Exercise details:
As an exercise in exact copying, transcribe the lines below from the one holding "Extract the structured" through the last, with both ends included and pictures left out.

Source records:

● ● ● ● ●

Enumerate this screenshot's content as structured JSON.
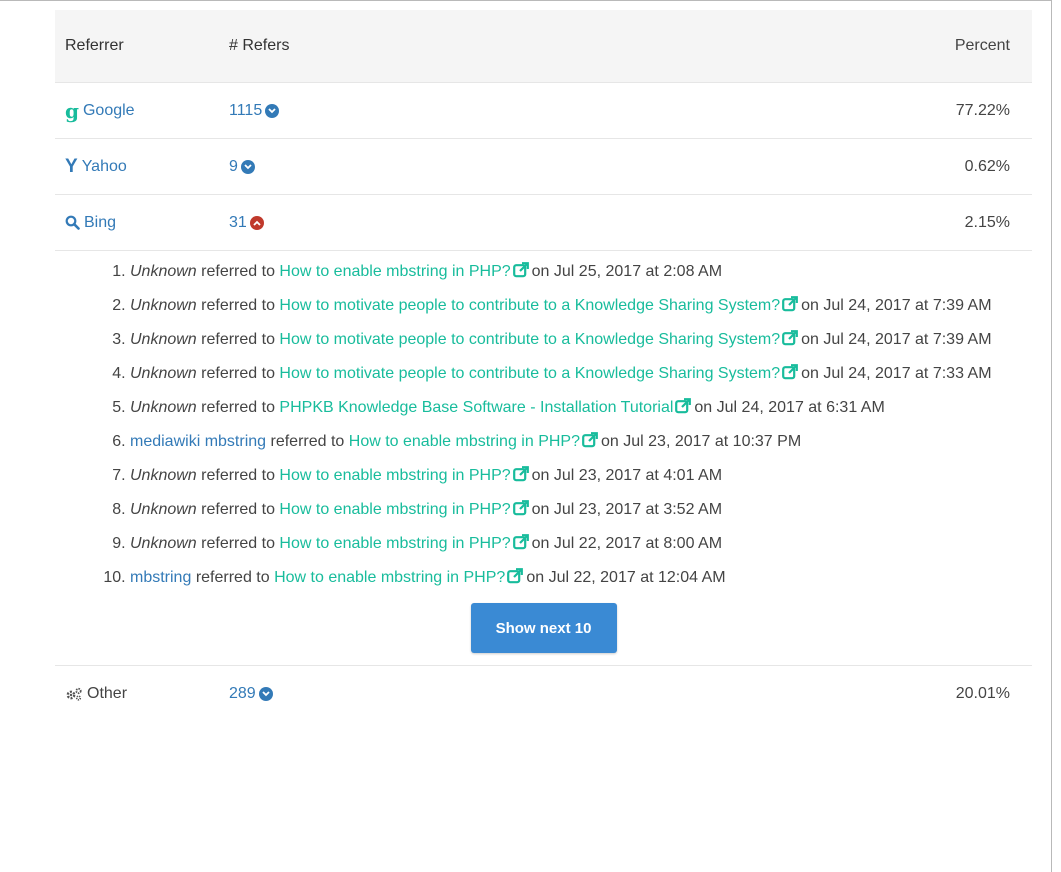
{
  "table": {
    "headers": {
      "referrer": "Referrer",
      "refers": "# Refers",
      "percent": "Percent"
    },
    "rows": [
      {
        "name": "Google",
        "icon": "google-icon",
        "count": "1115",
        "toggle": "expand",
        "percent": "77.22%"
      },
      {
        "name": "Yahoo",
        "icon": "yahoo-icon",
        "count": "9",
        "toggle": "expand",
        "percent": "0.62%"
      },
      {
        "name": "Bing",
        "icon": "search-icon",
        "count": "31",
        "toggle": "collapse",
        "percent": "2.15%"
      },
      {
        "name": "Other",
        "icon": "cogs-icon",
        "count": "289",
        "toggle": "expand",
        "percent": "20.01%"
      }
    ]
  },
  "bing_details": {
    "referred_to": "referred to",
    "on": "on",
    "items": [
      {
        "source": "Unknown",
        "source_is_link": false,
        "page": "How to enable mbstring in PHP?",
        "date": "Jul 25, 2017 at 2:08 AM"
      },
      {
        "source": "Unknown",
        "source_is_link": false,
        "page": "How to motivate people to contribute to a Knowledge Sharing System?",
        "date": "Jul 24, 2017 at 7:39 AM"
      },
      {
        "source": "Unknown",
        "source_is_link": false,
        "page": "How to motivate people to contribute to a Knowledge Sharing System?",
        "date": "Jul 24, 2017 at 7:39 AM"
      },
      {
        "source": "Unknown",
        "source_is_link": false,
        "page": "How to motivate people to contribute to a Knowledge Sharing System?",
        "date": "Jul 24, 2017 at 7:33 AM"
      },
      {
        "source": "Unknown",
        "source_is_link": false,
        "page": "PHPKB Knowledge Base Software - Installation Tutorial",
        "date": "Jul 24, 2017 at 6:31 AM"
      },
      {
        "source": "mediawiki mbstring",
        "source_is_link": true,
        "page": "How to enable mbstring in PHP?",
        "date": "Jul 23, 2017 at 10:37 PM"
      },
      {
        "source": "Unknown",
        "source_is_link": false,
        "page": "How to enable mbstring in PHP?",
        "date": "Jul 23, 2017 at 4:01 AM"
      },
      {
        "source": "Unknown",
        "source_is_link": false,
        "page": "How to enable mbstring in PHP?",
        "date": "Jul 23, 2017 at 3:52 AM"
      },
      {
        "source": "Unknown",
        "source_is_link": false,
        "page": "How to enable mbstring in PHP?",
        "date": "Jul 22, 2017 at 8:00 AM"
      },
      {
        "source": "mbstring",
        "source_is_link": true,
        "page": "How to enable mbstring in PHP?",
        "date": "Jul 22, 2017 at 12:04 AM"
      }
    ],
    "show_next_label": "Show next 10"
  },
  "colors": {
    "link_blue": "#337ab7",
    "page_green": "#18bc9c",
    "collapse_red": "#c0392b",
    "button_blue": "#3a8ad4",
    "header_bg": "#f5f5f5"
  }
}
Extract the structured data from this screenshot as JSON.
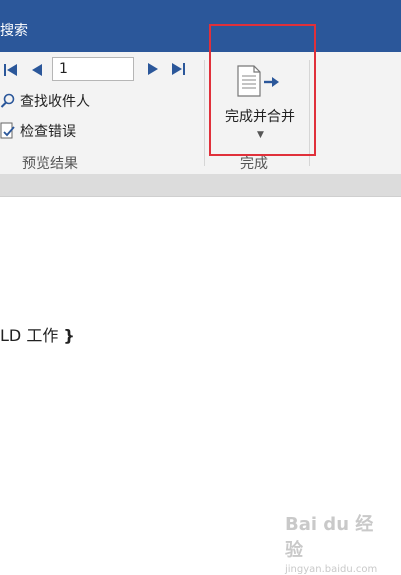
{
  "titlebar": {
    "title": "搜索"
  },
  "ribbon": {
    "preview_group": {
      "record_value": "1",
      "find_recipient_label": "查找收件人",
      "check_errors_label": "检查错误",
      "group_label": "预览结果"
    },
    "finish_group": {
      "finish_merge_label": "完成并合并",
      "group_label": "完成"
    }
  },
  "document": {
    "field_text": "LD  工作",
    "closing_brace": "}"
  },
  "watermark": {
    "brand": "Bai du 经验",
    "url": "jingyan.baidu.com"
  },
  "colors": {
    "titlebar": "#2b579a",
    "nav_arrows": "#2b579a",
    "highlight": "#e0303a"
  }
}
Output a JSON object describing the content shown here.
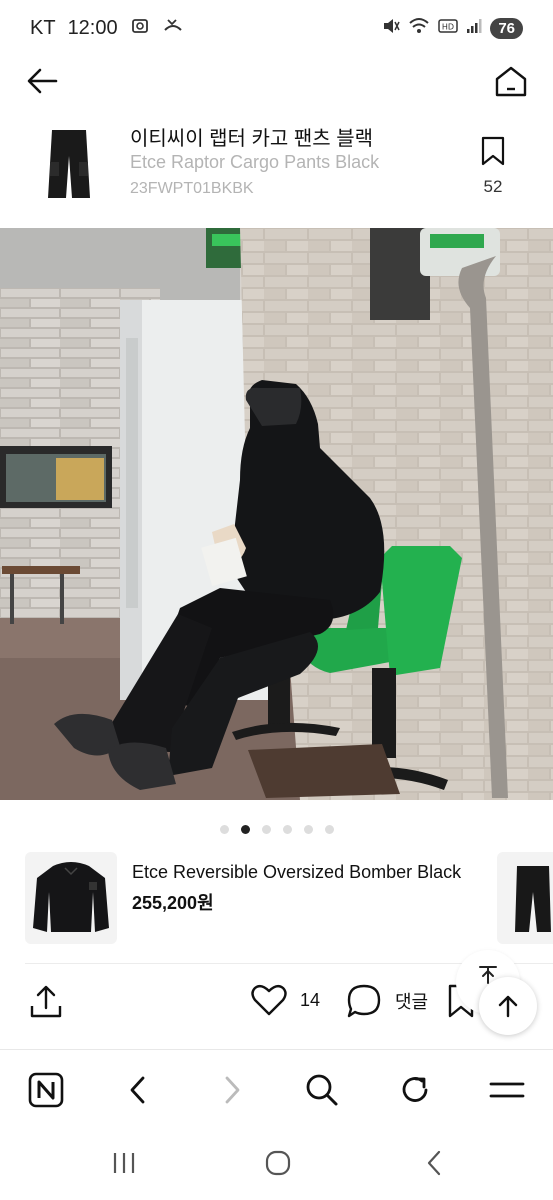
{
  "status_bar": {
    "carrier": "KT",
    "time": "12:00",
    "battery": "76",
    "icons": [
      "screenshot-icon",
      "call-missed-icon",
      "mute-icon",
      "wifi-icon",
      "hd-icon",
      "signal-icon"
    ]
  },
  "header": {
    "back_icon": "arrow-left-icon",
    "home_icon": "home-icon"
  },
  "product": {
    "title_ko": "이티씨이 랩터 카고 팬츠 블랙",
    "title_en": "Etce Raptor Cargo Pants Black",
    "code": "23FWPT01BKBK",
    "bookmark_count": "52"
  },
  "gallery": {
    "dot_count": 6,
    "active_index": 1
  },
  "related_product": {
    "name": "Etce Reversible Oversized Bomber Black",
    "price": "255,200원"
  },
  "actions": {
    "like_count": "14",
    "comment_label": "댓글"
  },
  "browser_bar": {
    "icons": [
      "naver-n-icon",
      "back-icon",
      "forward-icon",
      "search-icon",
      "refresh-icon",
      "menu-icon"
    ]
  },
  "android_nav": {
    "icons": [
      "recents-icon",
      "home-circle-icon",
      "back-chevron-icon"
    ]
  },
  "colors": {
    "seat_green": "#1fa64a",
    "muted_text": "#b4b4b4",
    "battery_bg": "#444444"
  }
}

● ● ● ● ●

Result of the exercise:
Extract the structured data from this screenshot as JSON.
{
  "titlebar": {
    "title": "搜索"
  },
  "ribbon": {
    "preview_group": {
      "record_value": "1",
      "find_recipient_label": "查找收件人",
      "check_errors_label": "检查错误",
      "group_label": "预览结果"
    },
    "finish_group": {
      "finish_merge_label": "完成并合并",
      "group_label": "完成"
    }
  },
  "document": {
    "field_text": "LD  工作",
    "closing_brace": "}"
  },
  "watermark": {
    "brand": "Bai du 经验",
    "url": "jingyan.baidu.com"
  },
  "colors": {
    "titlebar": "#2b579a",
    "nav_arrows": "#2b579a",
    "highlight": "#e0303a"
  }
}
Output a JSON object describing the content shown here.
{
  "status_bar": {
    "carrier": "KT",
    "time": "12:00",
    "battery": "76",
    "icons": [
      "screenshot-icon",
      "call-missed-icon",
      "mute-icon",
      "wifi-icon",
      "hd-icon",
      "signal-icon"
    ]
  },
  "header": {
    "back_icon": "arrow-left-icon",
    "home_icon": "home-icon"
  },
  "product": {
    "title_ko": "이티씨이 랩터 카고 팬츠 블랙",
    "title_en": "Etce Raptor Cargo Pants Black",
    "code": "23FWPT01BKBK",
    "bookmark_count": "52"
  },
  "gallery": {
    "dot_count": 6,
    "active_index": 1
  },
  "related_product": {
    "name": "Etce Reversible Oversized Bomber Black",
    "price": "255,200원"
  },
  "actions": {
    "like_count": "14",
    "comment_label": "댓글"
  },
  "browser_bar": {
    "icons": [
      "naver-n-icon",
      "back-icon",
      "forward-icon",
      "search-icon",
      "refresh-icon",
      "menu-icon"
    ]
  },
  "android_nav": {
    "icons": [
      "recents-icon",
      "home-circle-icon",
      "back-chevron-icon"
    ]
  },
  "colors": {
    "seat_green": "#1fa64a",
    "muted_text": "#b4b4b4",
    "battery_bg": "#444444"
  }
}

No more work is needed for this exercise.